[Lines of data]
......
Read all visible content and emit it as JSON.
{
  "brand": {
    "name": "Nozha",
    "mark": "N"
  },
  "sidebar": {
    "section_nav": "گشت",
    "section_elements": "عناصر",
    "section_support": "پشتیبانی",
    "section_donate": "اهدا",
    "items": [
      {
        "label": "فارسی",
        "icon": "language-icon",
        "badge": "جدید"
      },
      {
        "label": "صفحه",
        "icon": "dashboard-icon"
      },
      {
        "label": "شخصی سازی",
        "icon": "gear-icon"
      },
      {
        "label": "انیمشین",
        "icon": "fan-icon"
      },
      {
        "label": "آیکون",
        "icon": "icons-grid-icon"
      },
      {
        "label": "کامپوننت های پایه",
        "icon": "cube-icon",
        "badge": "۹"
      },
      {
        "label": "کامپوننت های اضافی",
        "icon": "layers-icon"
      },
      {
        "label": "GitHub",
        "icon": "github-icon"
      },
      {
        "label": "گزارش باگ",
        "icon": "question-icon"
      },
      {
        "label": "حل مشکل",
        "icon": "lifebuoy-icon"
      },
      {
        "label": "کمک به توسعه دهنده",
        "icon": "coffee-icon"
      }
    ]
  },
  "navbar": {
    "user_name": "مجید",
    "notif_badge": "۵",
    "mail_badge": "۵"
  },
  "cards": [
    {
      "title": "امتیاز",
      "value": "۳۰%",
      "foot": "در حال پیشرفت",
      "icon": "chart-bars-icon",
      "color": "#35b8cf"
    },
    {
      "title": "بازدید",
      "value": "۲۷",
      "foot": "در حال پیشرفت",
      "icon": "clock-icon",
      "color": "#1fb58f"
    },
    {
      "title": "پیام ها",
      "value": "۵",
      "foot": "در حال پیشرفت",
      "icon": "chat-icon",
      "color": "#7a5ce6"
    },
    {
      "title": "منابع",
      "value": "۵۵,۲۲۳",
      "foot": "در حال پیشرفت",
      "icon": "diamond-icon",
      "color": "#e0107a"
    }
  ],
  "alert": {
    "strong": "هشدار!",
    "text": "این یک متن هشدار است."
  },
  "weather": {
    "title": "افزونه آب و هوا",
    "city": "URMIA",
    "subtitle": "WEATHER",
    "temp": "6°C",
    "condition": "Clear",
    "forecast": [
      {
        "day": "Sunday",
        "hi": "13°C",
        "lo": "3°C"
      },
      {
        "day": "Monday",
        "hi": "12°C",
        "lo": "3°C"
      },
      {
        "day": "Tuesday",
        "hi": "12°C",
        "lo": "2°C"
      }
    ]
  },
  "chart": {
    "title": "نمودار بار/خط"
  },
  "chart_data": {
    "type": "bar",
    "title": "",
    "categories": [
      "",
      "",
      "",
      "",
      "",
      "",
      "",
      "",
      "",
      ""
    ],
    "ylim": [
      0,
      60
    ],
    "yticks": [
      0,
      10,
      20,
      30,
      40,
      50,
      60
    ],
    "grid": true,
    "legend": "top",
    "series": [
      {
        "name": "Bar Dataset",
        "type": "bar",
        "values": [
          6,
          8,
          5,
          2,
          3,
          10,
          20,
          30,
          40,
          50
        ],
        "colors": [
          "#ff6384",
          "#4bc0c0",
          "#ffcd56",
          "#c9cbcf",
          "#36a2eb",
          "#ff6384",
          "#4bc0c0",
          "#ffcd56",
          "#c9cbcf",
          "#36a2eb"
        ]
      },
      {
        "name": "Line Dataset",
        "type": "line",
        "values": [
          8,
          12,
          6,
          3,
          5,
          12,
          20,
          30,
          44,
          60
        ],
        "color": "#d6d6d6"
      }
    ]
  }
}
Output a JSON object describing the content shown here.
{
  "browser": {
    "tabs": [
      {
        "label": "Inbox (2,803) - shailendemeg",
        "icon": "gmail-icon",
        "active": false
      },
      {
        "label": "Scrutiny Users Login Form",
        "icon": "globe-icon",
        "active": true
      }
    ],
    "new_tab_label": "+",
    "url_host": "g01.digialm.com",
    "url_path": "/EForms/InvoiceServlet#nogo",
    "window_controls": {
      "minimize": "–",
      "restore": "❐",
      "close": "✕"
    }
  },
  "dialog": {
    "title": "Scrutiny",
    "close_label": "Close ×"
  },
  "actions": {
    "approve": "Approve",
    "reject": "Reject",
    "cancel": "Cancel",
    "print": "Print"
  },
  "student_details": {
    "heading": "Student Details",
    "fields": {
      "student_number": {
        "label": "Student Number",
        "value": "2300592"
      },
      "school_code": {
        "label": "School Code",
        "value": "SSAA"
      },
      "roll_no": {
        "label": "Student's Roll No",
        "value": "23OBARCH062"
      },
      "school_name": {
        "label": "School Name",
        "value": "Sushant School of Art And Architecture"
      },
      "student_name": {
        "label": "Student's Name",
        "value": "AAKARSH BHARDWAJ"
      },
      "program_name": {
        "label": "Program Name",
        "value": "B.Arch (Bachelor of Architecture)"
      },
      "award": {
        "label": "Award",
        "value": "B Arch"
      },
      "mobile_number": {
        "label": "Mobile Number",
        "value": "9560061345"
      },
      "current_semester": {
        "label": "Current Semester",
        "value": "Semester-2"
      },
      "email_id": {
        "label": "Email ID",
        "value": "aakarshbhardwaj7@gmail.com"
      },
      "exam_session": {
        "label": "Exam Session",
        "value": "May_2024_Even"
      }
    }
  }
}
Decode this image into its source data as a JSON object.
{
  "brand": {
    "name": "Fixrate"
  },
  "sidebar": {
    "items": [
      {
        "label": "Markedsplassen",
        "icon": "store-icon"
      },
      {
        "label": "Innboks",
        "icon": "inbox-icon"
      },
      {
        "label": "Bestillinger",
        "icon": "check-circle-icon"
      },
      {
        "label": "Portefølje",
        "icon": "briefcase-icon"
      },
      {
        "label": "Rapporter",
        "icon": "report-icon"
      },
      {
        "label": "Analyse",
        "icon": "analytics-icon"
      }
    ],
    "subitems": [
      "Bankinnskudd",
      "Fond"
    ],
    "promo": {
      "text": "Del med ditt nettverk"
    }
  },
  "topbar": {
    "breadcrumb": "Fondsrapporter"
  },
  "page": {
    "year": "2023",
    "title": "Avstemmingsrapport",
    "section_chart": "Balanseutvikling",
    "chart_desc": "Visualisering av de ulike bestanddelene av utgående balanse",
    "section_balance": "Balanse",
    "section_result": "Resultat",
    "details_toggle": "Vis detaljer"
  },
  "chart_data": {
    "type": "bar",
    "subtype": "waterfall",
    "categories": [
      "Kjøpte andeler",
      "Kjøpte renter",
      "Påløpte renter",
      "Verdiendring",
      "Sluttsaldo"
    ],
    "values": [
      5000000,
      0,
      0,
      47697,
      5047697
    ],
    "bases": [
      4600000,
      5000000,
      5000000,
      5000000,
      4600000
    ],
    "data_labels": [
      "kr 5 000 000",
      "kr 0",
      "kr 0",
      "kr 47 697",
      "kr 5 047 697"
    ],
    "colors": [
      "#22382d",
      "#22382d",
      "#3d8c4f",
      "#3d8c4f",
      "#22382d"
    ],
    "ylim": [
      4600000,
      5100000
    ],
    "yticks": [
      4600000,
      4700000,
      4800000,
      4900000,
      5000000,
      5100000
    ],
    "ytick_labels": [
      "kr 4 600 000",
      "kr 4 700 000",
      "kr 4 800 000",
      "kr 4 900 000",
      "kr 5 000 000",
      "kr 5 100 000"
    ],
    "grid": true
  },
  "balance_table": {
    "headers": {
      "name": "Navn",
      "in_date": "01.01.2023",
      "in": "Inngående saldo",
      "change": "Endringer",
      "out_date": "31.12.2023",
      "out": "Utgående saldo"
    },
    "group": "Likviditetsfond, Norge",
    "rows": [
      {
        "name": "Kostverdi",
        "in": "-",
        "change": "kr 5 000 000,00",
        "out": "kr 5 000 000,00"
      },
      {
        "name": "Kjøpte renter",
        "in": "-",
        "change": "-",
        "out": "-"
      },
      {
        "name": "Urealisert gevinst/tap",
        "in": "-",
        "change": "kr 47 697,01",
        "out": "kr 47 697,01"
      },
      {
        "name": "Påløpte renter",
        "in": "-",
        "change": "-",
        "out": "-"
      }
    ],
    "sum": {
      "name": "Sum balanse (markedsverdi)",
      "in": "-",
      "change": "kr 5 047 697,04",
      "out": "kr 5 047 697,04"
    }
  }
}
......
- **TASK DIRECTIONS**
Check each line above for "Scrutiny" and return the ones that have it.

- **TASK SOLUTION**
        "label": "Scrutiny Users Login Form",
    "title": "Scrutiny",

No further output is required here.